* BEGIN PASSAGE GIVEN *

Why on earth not? Yes, my judgment that a post was made from "bad motivation" is exactly why I would vote it down. I wouldn't vote down a post for being honestly clueless or wrong, or for being poorly written, as long as the poster seemed to be doing his best. But when it looks like a troll, or is insulting, or ignores the question in favor of pushing an unhelpful solution, then I may cast a down vote. In short, I won't down-vote someone who's honestly looking for help or trying to be helpful, but I may when it's clear to me that helpfulness was not the goal.
I suspect most people vote that way. I know I've been just plain wrong on a couple of solutions I offered, and I still didn't get down votes, presumably because people could tell it was an honest mistake and I accepted their corrections gracefully.
(Sometimes I'm tempted to down-vote for sloppy writing, but I resist that unless it's combined with another reason. It's not that hard to tell the "knows English but can't be bothered to write correctly" posts from the "doing his best with a foreign language" posts, but I wouldn't want to guess wrong. I do draw the line at up-voting those posts though; no one who can't be bothered to capitalize the first letter of a sentence will ever get a ++ from me, for instance, no matter how brilliant the content. But that's just me.)

* END PASSAGE GIVEN *
* BEGIN DATASET ROWS *

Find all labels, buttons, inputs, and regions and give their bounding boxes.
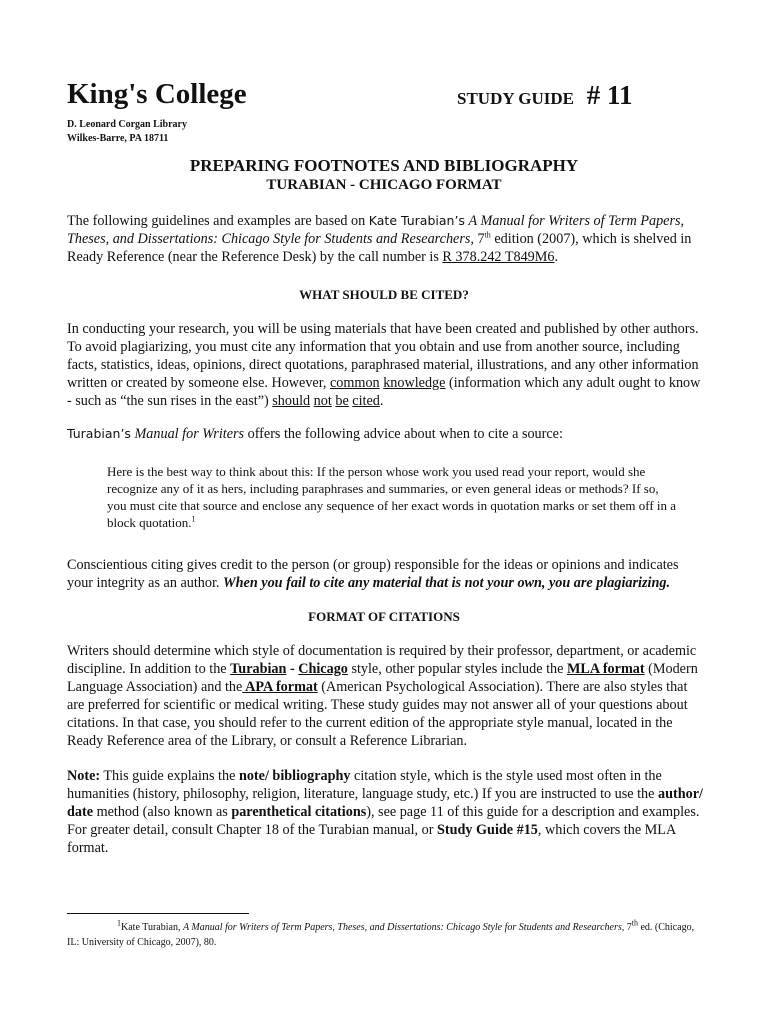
note-text-5: , which covers the MLA format. xyxy=(67,822,676,856)
quote-footnote-ref: 1 xyxy=(191,514,196,524)
section-heading-format: FORMAT OF CITATIONS xyxy=(308,609,460,624)
note-bibliography: note/ bibliography xyxy=(238,768,351,784)
note-text-4: ), see page 11 of this guide for a description and examples. For greater detail, consult Chapter 18 of the Turabian manual, or xyxy=(67,804,700,838)
note-paragraph xyxy=(67,767,707,857)
cited-word-be: be xyxy=(335,393,349,409)
footnote-edition-sup: th xyxy=(631,918,638,928)
format-text-4: (American Psychological Association). There are also styles that are preferred for scientific or medical writing. These study guides may not answer all of your questions about citations. In that case, you should refer to the current edition of the appropriate style manual, located in the Ready Reference area of the Library, or consult a Reference Librarian. xyxy=(67,679,688,749)
intro-book-title: A Manual for Writers of Term Papers, Theses, and Dissertations: Chicago Style for Students and Researchers, xyxy=(67,213,685,247)
note-text-3: method (also known as xyxy=(93,804,232,820)
block-quotation xyxy=(107,463,677,531)
plagiarism-warning: When you fail to cite any material that is not your own, you are plagiarizing. xyxy=(223,575,670,591)
note-text-2: citation style, which is the style used most often in the humanities (history, philosophy, religion, literature, language study, etc.) If you are instructed to use the xyxy=(67,768,662,802)
format-text-1: Writers should determine which style of documentation is required by their professor, department, or academic discipline. In addition to the xyxy=(67,643,697,677)
intro-edition: 7 xyxy=(473,231,485,247)
advice-text: offers the following advice about when to cite a source: xyxy=(244,426,563,442)
format-dash: - xyxy=(286,661,299,677)
library-name: D. Leonard Corgan Library xyxy=(67,119,187,130)
note-author-date: author/ date xyxy=(67,786,703,820)
format-chicago: Chicago xyxy=(298,661,348,677)
intro-edition-sup: th xyxy=(484,230,491,240)
footnote-edition: 7 xyxy=(626,922,632,933)
footnote-title: A Manual for Writers of Term Papers, Theses, and Dissertations: Chicago Style for Students and Researchers, xyxy=(182,922,625,933)
study-guide-label xyxy=(457,80,633,111)
format-turabian: Turabian xyxy=(230,661,287,677)
footnote xyxy=(67,920,707,950)
intro-text: The following guidelines and examples are based on xyxy=(67,213,369,229)
page-subtitle: TURABIAN - CHICAGO FORMAT xyxy=(266,177,502,193)
intro-paragraph xyxy=(67,212,707,266)
study-guide-number: # 11 xyxy=(586,80,633,110)
cited-word-common: common xyxy=(329,375,380,391)
cited-word-cited: cited xyxy=(352,393,380,409)
study-guide-text: STUDY GUIDE xyxy=(457,89,574,108)
note-text-1: This guide explains the xyxy=(100,768,239,784)
advice-paragraph xyxy=(67,425,707,443)
quote-text: Here is the best way to think about this: If the person whose work you used read your report, would she recognize any of it as hers, including paraphrases and summaries, or even general ideas or methods? If so, you must cite that source and enclose any sequence of her exact words in quotation marks or set them off in a block quotation. xyxy=(107,464,677,530)
college-name: King's College xyxy=(67,78,247,110)
cited-word-knowledge: knowledge xyxy=(383,375,446,391)
footnote-publisher: ed. (Chicago, IL: University of Chicago, 2007), 80. xyxy=(67,922,695,948)
page-title: PREPARING FOOTNOTES AND BIBLIOGRAPHY xyxy=(189,156,579,175)
footnote-number: 1 xyxy=(117,918,121,928)
cited-paragraph xyxy=(67,320,707,410)
format-text-2: style, other popular styles include the xyxy=(347,661,567,677)
note-label: Note: xyxy=(67,768,101,784)
conscientious-paragraph xyxy=(67,556,707,592)
library-city: Wilkes-Barre, PA 18711 xyxy=(67,133,169,144)
header xyxy=(67,78,707,148)
advice-author: Turabian’s xyxy=(67,426,131,441)
intro-shelf-text: edition (2007), which is shelved in Ready Reference (near the Reference Desk) by the call number is xyxy=(67,231,692,265)
cited-word-not: not xyxy=(313,393,332,409)
cited-word-should: should xyxy=(272,393,311,409)
intro-author: Kate Turabian’s xyxy=(368,213,465,228)
footnote-author: Kate Turabian, xyxy=(121,922,183,933)
call-number: R 378.242 T849M6 xyxy=(442,249,555,265)
cited-text-1: In conducting your research, you will be using materials that have been created and published by other authors. To avoid plagiarizing, you must cite any information that you obtain and use from another source, including facts, statistics, ideas, opinions, direct quotations, paraphrased material, illustrations, and any other information written or created by someone else. However, xyxy=(67,321,699,391)
note-study-guide-15: Study Guide #15 xyxy=(436,822,538,838)
library-address xyxy=(67,118,187,146)
format-paragraph xyxy=(67,642,707,750)
note-parenthetical: parenthetical citations xyxy=(231,804,367,820)
section-heading-cited: WHAT SHOULD BE CITED? xyxy=(299,287,469,302)
intro-end: . xyxy=(554,249,559,265)
advice-book: Manual for Writers xyxy=(134,426,245,442)
conscientious-text: Conscientious citing gives credit to the person (or group) responsible for the ideas or opinions and indicates your integrity as an author. xyxy=(67,557,679,591)
footnote-divider xyxy=(67,913,249,914)
format-apa: APA format xyxy=(242,679,318,695)
format-mla: MLA format xyxy=(566,661,645,677)
format-text-3: (Modern Language Association) and the xyxy=(67,661,698,695)
cited-text-2: (information which any adult ought to know - such as “the sun rises in the east”) xyxy=(67,375,701,409)
cited-text-3: . xyxy=(379,393,384,409)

* END DATASET ROWS *

:: LIST OF TASKS ::
A – In the passage on down-voting, whose posts does the writer say will never get a ++ regardless of content?
B – Carry on the passage on down-voting from its last sentence.

:: FINAL RESULTS ::
A – Posts from anyone who can't be bothered to capitalize the first letter of a sentence.

B –
"This is nothing personal; this is not a rant; I have a Rhett Butler approach about such trivialities."
Sorry, but no, you don't, or you wouldn't be posting on the subject repeatedly. And to be brutally honest, perhaps you shouldn't be blasé about this. If more than a negligible percentage of the votes you receive are negative, then maybe you should be concerned about it. Stop telling yourself it's because some one person doesn't like you, and ask yourself what there might be about the way you post that makes people react that way. If you're truly trying to be helpful and you're getting down votes, there's a disconnect there, and it's up to you to find it. I say this with nothing but kindness: we all need to stop once in a while and say, "Wait a second, is it me? Am I just being a jackass?"
Another option: make a few posts anonymously, chosen randomly from your usual postings. Do your anonymous posts get down-voted too, or just the ones where people know who you are? That will tell you the score, if you really want to know.
Aaron B.
Available for small or large Perl jobs; see my home node.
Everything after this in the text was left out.